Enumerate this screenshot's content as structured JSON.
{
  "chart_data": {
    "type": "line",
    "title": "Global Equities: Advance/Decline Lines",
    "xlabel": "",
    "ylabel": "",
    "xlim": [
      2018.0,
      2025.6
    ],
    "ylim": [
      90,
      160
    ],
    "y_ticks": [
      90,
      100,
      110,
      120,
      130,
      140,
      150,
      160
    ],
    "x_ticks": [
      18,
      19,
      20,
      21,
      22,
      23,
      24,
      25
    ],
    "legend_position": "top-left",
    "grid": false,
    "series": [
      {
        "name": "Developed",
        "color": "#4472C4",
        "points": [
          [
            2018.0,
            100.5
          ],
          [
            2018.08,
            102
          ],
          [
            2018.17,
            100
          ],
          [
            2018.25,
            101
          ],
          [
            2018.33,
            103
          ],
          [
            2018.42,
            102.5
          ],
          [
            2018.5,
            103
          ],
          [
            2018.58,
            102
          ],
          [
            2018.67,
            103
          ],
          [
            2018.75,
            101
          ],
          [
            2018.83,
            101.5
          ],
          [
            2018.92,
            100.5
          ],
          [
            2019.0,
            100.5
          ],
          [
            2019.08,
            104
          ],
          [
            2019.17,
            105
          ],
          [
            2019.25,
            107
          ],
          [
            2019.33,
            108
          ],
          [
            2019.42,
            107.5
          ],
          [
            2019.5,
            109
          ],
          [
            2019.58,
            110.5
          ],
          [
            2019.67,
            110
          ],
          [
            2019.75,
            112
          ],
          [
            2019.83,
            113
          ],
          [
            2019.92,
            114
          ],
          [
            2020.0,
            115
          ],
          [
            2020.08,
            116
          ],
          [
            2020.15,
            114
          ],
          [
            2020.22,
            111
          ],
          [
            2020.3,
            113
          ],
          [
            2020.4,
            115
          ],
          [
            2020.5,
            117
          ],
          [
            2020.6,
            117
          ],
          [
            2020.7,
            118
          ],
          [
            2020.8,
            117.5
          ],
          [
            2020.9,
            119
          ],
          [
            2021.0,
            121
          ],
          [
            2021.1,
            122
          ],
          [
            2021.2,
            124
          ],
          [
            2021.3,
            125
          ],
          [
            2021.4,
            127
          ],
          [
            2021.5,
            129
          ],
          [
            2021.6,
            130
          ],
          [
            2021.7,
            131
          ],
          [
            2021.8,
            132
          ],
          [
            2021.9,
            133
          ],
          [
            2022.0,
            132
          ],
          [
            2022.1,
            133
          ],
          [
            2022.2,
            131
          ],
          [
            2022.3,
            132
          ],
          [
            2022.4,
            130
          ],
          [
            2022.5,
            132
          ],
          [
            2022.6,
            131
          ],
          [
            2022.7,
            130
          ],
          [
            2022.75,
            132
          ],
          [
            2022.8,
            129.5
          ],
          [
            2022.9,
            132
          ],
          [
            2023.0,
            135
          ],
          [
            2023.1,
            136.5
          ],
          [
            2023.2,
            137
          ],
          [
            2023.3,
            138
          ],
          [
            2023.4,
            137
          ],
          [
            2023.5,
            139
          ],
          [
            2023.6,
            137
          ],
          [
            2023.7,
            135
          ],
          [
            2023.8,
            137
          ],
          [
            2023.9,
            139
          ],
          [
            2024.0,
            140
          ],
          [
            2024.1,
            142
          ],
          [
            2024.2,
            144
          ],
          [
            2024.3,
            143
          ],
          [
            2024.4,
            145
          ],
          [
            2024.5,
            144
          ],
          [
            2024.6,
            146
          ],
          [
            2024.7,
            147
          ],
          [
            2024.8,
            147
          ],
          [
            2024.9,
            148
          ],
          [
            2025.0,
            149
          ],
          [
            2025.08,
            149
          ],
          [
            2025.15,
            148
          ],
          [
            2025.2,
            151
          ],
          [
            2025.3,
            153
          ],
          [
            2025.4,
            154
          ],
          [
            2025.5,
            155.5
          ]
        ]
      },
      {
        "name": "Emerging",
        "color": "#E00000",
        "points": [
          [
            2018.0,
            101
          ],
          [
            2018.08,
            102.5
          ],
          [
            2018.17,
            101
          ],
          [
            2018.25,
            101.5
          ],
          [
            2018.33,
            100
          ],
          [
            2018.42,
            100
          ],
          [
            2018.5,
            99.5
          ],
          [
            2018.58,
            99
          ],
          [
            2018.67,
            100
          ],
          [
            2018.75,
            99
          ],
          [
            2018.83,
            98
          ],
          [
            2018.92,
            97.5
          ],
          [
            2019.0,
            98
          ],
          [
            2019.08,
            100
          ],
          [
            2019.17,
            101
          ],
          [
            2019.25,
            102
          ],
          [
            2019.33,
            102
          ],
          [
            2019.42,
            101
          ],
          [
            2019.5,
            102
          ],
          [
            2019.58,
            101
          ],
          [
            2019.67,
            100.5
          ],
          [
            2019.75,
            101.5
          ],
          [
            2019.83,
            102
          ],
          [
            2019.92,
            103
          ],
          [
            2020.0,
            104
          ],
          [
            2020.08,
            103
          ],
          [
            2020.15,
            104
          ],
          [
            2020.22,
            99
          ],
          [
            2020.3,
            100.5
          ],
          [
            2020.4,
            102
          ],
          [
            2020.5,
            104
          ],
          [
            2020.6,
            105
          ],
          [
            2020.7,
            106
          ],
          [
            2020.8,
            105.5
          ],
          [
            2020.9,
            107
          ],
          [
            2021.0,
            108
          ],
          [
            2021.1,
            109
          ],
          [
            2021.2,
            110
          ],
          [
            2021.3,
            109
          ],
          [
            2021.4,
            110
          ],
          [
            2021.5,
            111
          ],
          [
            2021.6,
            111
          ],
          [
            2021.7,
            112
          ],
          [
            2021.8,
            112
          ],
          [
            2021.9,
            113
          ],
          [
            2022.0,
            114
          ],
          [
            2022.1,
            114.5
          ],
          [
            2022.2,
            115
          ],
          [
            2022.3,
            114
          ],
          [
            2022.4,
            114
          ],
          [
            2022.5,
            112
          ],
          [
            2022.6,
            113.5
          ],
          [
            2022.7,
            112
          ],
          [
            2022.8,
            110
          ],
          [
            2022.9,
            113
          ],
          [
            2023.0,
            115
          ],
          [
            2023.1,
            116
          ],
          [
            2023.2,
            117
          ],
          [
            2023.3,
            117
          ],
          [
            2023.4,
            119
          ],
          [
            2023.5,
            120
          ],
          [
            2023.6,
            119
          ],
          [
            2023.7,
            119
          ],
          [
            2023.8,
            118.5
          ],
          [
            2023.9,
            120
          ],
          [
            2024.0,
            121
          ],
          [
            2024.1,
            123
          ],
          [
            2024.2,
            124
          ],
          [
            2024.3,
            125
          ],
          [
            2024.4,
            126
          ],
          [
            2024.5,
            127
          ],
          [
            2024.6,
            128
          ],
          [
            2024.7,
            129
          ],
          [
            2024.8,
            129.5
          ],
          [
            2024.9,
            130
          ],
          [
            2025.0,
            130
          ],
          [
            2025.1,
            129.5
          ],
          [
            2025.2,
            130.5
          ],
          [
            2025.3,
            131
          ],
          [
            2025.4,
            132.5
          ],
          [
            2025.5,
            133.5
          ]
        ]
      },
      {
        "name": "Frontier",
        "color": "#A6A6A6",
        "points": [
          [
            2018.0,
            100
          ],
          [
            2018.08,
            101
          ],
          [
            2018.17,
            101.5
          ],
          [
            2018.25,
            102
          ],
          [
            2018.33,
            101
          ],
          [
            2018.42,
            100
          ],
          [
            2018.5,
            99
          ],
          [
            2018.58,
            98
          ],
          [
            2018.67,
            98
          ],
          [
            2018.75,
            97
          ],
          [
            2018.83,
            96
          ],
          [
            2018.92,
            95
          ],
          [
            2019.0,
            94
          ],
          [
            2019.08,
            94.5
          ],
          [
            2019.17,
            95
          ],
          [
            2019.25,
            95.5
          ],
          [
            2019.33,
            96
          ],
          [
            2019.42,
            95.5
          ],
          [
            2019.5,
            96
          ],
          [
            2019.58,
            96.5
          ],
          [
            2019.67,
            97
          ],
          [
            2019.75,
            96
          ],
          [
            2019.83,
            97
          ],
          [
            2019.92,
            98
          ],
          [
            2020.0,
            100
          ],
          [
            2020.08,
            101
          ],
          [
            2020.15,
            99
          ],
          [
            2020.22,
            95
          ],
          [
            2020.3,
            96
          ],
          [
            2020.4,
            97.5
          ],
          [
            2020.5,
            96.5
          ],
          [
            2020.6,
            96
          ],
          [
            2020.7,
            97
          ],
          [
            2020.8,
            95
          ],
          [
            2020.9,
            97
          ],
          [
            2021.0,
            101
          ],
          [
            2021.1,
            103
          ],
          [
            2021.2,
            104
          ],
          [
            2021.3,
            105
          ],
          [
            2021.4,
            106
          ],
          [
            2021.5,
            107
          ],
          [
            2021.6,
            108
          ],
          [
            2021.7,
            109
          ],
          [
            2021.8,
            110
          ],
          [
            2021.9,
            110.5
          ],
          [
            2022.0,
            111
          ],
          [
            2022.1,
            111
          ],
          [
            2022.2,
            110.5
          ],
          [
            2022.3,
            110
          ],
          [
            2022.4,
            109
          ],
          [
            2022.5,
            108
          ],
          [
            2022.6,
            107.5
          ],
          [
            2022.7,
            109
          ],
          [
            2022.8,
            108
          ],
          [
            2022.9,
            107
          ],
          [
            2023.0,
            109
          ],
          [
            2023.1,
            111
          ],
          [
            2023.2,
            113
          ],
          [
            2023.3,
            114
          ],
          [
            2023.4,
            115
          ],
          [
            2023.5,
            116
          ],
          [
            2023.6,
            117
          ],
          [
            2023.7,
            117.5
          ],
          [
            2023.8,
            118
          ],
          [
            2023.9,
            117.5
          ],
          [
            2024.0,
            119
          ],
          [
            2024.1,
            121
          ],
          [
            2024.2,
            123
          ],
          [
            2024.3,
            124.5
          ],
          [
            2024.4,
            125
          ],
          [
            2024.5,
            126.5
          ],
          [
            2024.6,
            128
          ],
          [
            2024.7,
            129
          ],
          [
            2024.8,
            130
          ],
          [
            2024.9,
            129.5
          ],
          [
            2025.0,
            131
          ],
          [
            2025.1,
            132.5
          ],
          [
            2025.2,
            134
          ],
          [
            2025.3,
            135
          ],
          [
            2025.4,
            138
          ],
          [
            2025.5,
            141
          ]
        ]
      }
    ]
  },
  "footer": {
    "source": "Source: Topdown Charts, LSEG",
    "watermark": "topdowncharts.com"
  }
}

▸ **GIVEN REQUEST**: Each line with the string "color" in it needs to be found and copied.

▸ **THE COMPLETED TASK**:
        "color": "#4472C4",
        "color": "#E00000",
        "color": "#A6A6A6",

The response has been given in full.